> [Figure dataset records]
"""
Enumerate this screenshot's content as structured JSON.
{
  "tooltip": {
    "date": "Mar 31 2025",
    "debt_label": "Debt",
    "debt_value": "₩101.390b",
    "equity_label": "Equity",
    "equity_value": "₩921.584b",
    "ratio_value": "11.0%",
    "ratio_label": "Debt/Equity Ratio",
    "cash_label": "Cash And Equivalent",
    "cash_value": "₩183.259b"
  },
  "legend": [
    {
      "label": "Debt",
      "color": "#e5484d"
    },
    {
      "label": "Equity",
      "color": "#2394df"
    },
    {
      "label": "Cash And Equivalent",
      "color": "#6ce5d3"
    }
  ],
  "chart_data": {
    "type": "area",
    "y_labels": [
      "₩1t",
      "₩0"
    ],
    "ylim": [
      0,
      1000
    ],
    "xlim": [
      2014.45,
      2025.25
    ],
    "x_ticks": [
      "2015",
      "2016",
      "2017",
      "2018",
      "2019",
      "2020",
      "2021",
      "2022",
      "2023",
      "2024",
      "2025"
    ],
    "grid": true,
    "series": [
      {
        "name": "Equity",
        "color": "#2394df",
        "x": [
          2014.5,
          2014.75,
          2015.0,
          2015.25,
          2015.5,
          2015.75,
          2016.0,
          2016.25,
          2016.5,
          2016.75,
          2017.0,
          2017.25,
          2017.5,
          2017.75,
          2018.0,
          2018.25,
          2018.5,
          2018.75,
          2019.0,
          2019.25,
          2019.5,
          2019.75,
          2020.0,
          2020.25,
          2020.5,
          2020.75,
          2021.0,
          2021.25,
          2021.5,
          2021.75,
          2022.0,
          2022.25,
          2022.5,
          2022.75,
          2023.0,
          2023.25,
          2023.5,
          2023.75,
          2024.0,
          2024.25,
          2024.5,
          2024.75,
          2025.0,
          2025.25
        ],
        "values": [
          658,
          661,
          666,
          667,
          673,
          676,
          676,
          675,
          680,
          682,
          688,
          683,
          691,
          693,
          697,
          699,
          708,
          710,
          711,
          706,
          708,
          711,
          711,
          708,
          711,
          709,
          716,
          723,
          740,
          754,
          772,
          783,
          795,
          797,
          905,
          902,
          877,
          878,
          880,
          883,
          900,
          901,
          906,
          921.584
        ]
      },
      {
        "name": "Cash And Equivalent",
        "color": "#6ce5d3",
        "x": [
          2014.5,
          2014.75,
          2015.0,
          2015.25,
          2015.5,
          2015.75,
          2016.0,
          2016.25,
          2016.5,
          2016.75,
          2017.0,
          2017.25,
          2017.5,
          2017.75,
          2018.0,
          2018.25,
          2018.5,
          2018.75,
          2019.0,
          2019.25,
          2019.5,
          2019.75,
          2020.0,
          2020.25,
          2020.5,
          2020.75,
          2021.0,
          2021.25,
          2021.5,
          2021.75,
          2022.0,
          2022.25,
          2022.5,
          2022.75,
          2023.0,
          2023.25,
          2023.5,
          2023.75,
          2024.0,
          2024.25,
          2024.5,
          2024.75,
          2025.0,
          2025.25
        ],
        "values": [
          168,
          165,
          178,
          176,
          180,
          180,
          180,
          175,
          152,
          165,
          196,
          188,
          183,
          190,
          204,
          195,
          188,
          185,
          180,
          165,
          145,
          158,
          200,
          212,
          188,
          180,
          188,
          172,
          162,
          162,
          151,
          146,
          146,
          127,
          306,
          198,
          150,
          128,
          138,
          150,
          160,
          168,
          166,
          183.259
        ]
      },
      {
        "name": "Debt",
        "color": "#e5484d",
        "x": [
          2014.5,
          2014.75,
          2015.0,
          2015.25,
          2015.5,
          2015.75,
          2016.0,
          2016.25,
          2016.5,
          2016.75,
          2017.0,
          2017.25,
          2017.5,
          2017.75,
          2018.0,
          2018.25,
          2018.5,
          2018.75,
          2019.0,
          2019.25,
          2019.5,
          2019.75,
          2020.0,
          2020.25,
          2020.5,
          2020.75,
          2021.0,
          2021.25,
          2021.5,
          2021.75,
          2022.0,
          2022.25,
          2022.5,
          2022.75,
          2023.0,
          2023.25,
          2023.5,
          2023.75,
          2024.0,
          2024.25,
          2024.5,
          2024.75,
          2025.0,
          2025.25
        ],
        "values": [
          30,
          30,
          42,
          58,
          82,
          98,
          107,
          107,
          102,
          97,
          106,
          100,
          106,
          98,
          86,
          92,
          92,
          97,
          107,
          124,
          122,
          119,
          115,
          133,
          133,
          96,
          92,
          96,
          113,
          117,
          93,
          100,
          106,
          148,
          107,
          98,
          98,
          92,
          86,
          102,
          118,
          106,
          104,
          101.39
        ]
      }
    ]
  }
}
"""
> [Prompt] Copy all the lines, exactly.

> [Task response]
Enumerate this screenshot's content as structured JSON.
{
  "tooltip": {
    "date": "Mar 31 2025",
    "debt_label": "Debt",
    "debt_value": "₩101.390b",
    "equity_label": "Equity",
    "equity_value": "₩921.584b",
    "ratio_value": "11.0%",
    "ratio_label": "Debt/Equity Ratio",
    "cash_label": "Cash And Equivalent",
    "cash_value": "₩183.259b"
  },
  "legend": [
    {
      "label": "Debt",
      "color": "#e5484d"
    },
    {
      "label": "Equity",
      "color": "#2394df"
    },
    {
      "label": "Cash And Equivalent",
      "color": "#6ce5d3"
    }
  ],
  "chart_data": {
    "type": "area",
    "y_labels": [
      "₩1t",
      "₩0"
    ],
    "ylim": [
      0,
      1000
    ],
    "xlim": [
      2014.45,
      2025.25
    ],
    "x_ticks": [
      "2015",
      "2016",
      "2017",
      "2018",
      "2019",
      "2020",
      "2021",
      "2022",
      "2023",
      "2024",
      "2025"
    ],
    "grid": true,
    "series": [
      {
        "name": "Equity",
        "color": "#2394df",
        "x": [
          2014.5,
          2014.75,
          2015.0,
          2015.25,
          2015.5,
          2015.75,
          2016.0,
          2016.25,
          2016.5,
          2016.75,
          2017.0,
          2017.25,
          2017.5,
          2017.75,
          2018.0,
          2018.25,
          2018.5,
          2018.75,
          2019.0,
          2019.25,
          2019.5,
          2019.75,
          2020.0,
          2020.25,
          2020.5,
          2020.75,
          2021.0,
          2021.25,
          2021.5,
          2021.75,
          2022.0,
          2022.25,
          2022.5,
          2022.75,
          2023.0,
          2023.25,
          2023.5,
          2023.75,
          2024.0,
          2024.25,
          2024.5,
          2024.75,
          2025.0,
          2025.25
        ],
        "values": [
          658,
          661,
          666,
          667,
          673,
          676,
          676,
          675,
          680,
          682,
          688,
          683,
          691,
          693,
          697,
          699,
          708,
          710,
          711,
          706,
          708,
          711,
          711,
          708,
          711,
          709,
          716,
          723,
          740,
          754,
          772,
          783,
          795,
          797,
          905,
          902,
          877,
          878,
          880,
          883,
          900,
          901,
          906,
          921.584
        ]
      },
      {
        "name": "Cash And Equivalent",
        "color": "#6ce5d3",
        "x": [
          2014.5,
          2014.75,
          2015.0,
          2015.25,
          2015.5,
          2015.75,
          2016.0,
          2016.25,
          2016.5,
          2016.75,
          2017.0,
          2017.25,
          2017.5,
          2017.75,
          2018.0,
          2018.25,
          2018.5,
          2018.75,
          2019.0,
          2019.25,
          2019.5,
          2019.75,
          2020.0,
          2020.25,
          2020.5,
          2020.75,
          2021.0,
          2021.25,
          2021.5,
          2021.75,
          2022.0,
          2022.25,
          2022.5,
          2022.75,
          2023.0,
          2023.25,
          2023.5,
          2023.75,
          2024.0,
          2024.25,
          2024.5,
          2024.75,
          2025.0,
          2025.25
        ],
        "values": [
          168,
          165,
          178,
          176,
          180,
          180,
          180,
          175,
          152,
          165,
          196,
          188,
          183,
          190,
          204,
          195,
          188,
          185,
          180,
          165,
          145,
          158,
          200,
          212,
          188,
          180,
          188,
          172,
          162,
          162,
          151,
          146,
          146,
          127,
          306,
          198,
          150,
          128,
          138,
          150,
          160,
          168,
          166,
          183.259
        ]
      },
      {
        "name": "Debt",
        "color": "#e5484d",
        "x": [
          2014.5,
          2014.75,
          2015.0,
          2015.25,
          2015.5,
          2015.75,
          2016.0,
          2016.25,
          2016.5,
          2016.75,
          2017.0,
          2017.25,
          2017.5,
          2017.75,
          2018.0,
          2018.25,
          2018.5,
          2018.75,
          2019.0,
          2019.25,
          2019.5,
          2019.75,
          2020.0,
          2020.25,
          2020.5,
          2020.75,
          2021.0,
          2021.25,
          2021.5,
          2021.75,
          2022.0,
          2022.25,
          2022.5,
          2022.75,
          2023.0,
          2023.25,
          2023.5,
          2023.75,
          2024.0,
          2024.25,
          2024.5,
          2024.75,
          2025.0,
          2025.25
        ],
        "values": [
          30,
          30,
          42,
          58,
          82,
          98,
          107,
          107,
          102,
          97,
          106,
          100,
          106,
          98,
          86,
          92,
          92,
          97,
          107,
          124,
          122,
          119,
          115,
          133,
          133,
          96,
          92,
          96,
          113,
          117,
          93,
          100,
          106,
          148,
          107,
          98,
          98,
          92,
          86,
          102,
          118,
          106,
          104,
          101.39
        ]
      }
    ]
  }
}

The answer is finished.